Not My Fault!

 

Ever know someone that always, and I mean always, says, “It’s Not My Fault!”  Did you believe them?  Did you wonder how they could always seem to believe this?  Turns out, it is a common problem that has little to do with logic.

It is called Personalized Blame and it has two versions…

1.  You blame other people and overlook ways you contributed to a problem.

2.  You blame yourself for something that was not entirely your responsibility.

These are cognitive distortions that keep us from seeing the world as it really is and, in turn, making it difficult to communicate or even work together successfully.

Here are personal examples of each:

1. You blame other people and overlook ways you contributed to a problem.

A business I advise had a troublesome vendor.  The work from the vendor was erratic.  Prompt and accurate some days, late and incomplete other days.   The problems got worse when trying to address the issues with the vendor’s management.   There was always, and I mean always, a list of people the management blamed.  But never their team.  Not once.  And yet they did not dispute there were errors.  They just expected my client to accept that this erratic performance was okay.

As I talked with the company president about this problem, we realized that the management of the vendor company had a history of this behavior.  The vendor’s management saw poor performance as acceptable.  So they apparently thought it strange we would have a problem with their poor performance.

Furthermore, since the management never accepted responsibility for any of the problems there was nothing for them to correct.  To them, this was not their issue and, thus, nothing they could do about it (at least in their mind’s eye).
· · · · ·
WHAT TO DO:
**A.** In the passage on personalized blame, how did the vendor's management view poor performance?
**B.** Please copy the passage on personalized blame word for word from "A business I" to "erratic performance was okay.".
The rows after the passage on personalized blame are separate material.

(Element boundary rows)
· · · · ·
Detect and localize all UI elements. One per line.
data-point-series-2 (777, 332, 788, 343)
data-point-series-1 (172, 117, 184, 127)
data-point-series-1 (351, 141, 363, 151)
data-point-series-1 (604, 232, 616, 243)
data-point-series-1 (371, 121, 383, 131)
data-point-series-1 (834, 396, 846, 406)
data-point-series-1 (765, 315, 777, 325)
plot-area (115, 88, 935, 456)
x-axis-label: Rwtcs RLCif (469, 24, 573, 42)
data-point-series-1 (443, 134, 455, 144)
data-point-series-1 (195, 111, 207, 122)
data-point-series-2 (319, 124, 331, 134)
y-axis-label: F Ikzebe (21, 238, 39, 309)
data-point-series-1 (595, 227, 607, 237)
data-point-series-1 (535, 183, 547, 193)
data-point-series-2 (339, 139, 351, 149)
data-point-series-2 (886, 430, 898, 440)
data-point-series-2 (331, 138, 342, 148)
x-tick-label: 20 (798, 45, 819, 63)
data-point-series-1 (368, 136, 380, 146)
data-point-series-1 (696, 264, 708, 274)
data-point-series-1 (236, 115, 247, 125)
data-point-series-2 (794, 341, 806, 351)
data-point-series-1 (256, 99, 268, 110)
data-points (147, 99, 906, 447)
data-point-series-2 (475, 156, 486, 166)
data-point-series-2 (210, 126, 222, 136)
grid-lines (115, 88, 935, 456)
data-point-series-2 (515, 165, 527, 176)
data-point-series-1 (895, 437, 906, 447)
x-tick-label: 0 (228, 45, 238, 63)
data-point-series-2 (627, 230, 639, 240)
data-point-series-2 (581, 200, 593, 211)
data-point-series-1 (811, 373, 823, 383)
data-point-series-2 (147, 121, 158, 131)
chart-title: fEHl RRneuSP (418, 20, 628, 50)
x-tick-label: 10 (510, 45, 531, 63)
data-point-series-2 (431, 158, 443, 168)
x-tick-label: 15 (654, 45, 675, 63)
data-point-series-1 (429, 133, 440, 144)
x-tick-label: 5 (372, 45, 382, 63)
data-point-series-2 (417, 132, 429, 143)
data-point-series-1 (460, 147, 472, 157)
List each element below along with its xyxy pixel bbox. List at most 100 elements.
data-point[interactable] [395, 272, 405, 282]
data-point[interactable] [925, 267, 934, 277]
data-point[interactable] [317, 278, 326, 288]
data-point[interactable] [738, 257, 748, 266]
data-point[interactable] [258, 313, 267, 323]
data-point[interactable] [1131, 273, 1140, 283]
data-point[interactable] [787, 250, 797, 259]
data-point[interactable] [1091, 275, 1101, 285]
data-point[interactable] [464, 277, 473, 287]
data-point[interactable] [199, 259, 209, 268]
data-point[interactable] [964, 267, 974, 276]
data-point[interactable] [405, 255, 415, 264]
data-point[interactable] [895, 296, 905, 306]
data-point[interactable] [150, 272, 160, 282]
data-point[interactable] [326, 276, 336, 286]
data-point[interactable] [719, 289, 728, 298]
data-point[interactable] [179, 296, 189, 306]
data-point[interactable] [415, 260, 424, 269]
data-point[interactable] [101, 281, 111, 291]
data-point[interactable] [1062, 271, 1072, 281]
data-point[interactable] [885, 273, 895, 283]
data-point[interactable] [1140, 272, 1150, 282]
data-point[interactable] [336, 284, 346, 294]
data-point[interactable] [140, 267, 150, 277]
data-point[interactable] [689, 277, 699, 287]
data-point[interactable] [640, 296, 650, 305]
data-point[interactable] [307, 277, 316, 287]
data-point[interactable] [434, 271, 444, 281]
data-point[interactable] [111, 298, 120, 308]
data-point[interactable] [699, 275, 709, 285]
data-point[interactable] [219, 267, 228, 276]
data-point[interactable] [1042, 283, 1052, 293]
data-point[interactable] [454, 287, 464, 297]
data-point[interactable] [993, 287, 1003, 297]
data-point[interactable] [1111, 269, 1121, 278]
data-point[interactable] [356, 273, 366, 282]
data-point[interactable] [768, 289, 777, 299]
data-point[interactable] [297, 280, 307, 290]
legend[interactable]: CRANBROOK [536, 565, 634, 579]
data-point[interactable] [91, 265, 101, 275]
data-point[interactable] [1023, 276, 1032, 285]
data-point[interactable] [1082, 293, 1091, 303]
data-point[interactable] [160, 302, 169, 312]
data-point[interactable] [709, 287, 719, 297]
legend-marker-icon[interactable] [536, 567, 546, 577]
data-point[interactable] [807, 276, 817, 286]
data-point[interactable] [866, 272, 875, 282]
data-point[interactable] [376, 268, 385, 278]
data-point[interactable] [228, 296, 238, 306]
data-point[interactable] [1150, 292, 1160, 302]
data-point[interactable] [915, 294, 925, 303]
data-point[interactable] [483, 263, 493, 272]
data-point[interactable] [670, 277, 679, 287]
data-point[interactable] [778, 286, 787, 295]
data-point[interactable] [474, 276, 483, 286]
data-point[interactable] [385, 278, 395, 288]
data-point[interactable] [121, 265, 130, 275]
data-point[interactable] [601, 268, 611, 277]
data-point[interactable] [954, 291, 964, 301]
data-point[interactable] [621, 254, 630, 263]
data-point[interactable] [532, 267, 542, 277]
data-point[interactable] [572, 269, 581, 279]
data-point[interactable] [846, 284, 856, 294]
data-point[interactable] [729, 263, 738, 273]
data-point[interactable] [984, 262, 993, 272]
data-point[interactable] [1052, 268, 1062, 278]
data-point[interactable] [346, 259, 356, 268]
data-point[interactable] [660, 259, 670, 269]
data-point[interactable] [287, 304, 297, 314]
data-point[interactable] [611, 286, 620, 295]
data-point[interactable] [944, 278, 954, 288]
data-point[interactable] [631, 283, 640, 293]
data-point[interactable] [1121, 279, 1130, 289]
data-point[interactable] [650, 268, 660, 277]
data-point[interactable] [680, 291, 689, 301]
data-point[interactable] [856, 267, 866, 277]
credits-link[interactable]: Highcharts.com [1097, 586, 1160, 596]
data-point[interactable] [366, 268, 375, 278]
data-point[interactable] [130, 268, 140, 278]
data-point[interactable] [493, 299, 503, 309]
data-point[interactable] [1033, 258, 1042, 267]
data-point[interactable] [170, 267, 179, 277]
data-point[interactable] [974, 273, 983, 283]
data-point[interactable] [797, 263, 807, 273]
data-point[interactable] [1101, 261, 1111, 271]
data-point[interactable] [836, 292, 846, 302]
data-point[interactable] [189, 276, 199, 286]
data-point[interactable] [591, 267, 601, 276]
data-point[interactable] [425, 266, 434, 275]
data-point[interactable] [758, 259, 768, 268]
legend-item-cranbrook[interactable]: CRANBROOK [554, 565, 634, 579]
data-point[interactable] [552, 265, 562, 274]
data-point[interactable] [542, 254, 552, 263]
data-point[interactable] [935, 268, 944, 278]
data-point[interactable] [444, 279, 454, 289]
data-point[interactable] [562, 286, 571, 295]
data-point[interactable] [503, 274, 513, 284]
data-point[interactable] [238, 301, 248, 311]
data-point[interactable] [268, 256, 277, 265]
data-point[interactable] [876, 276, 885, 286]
· · · · ·
PROBLEM SOLUTIONS:
**A.** They saw it as acceptable.

**B.**
A business I advise had a troublesome vendor.  The work from the vendor was erratic.  Prompt and accurate some days, late and incomplete other days.   The problems got worse when trying to address the issues with the vendor’s management.   There was always, and I mean always, a list of people the management blamed.  But never their team.  Not once.  And yet they did not dispute there were errors.  They just expected my client to accept that this erratic performance was okay.